== Records for the exercise ==

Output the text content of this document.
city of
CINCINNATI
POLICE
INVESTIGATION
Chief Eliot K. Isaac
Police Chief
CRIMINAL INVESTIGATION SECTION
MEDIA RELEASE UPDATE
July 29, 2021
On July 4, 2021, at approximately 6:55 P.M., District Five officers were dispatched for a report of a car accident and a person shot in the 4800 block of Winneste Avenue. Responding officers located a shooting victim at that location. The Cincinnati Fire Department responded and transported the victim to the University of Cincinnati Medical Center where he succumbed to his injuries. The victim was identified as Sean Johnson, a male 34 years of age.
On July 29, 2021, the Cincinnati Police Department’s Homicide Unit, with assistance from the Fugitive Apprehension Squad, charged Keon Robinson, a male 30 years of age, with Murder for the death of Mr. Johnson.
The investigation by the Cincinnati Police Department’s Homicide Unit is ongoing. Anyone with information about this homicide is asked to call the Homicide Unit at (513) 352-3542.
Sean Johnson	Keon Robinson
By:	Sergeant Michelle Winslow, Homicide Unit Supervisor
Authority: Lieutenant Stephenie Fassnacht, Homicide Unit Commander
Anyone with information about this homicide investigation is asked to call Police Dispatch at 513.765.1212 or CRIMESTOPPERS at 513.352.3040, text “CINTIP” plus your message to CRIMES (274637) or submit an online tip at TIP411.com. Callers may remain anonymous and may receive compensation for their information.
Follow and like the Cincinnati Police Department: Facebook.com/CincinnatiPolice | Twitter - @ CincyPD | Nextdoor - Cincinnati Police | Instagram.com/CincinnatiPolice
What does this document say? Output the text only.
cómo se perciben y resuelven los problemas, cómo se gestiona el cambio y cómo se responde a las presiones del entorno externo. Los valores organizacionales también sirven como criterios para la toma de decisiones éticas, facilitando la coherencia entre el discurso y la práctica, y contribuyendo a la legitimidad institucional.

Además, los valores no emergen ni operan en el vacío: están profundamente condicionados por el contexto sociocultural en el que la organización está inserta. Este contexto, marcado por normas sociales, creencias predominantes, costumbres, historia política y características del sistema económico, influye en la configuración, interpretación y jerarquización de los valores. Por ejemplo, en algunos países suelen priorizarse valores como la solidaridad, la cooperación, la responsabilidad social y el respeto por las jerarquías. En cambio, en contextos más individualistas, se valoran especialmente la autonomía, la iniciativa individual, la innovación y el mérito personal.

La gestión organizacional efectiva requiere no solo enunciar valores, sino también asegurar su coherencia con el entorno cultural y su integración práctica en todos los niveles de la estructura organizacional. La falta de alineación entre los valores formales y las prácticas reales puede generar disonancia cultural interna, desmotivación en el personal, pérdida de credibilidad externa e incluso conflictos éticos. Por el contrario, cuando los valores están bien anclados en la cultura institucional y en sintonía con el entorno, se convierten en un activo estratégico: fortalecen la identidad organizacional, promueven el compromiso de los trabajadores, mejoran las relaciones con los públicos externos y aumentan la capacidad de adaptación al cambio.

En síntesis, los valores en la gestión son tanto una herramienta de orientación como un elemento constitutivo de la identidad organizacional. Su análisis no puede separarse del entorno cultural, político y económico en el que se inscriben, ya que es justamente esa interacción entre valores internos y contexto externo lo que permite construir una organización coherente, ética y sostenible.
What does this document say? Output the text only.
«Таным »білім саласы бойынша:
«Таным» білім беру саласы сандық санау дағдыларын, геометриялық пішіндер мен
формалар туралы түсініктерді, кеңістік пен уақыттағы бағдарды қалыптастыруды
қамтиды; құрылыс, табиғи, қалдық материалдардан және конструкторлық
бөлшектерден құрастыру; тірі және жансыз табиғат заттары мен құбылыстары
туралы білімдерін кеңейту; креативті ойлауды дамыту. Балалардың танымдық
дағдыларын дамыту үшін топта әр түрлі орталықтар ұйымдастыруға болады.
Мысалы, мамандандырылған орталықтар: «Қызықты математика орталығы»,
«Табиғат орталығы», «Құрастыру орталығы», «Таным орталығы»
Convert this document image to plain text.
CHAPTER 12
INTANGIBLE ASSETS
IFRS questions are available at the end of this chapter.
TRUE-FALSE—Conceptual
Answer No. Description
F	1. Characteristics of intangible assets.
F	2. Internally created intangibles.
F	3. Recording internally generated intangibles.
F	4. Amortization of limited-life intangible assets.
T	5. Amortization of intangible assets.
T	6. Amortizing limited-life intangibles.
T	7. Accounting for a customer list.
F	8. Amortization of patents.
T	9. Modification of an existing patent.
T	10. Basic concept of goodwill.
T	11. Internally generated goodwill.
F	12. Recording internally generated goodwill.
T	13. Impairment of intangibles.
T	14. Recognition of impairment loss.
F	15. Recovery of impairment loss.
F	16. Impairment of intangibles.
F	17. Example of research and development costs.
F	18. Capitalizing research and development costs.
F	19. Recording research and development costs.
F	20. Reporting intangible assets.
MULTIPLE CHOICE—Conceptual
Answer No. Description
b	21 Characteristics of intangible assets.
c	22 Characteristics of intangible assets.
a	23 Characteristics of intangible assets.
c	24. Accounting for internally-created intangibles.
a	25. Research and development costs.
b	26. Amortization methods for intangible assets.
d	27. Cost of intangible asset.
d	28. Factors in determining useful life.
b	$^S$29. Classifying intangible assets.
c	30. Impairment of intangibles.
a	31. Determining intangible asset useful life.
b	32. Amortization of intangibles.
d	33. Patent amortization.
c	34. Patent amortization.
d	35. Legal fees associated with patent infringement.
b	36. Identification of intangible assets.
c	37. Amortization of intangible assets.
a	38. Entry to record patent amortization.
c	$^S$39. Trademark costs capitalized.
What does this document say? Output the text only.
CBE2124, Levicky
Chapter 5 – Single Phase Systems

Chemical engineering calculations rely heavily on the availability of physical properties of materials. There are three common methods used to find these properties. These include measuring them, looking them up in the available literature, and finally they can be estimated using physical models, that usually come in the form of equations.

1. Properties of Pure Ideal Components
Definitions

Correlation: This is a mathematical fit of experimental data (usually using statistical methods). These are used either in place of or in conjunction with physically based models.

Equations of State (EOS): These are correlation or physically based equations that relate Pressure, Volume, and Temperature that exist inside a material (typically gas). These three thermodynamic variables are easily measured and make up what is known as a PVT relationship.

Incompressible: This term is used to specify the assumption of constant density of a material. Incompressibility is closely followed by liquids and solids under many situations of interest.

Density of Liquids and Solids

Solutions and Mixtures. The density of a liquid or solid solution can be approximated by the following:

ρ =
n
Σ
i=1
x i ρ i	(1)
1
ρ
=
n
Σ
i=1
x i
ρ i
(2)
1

===

# Short problem
Show every line of the records above that contains the word "дамыту".

# Output
туралы білімдерін кеңейту; креативті ойлауды дамыту. Балалардың танымдық
дағдыларын дамыту үшін топта әр түрлі орталықтар ұйымдастыруға болады.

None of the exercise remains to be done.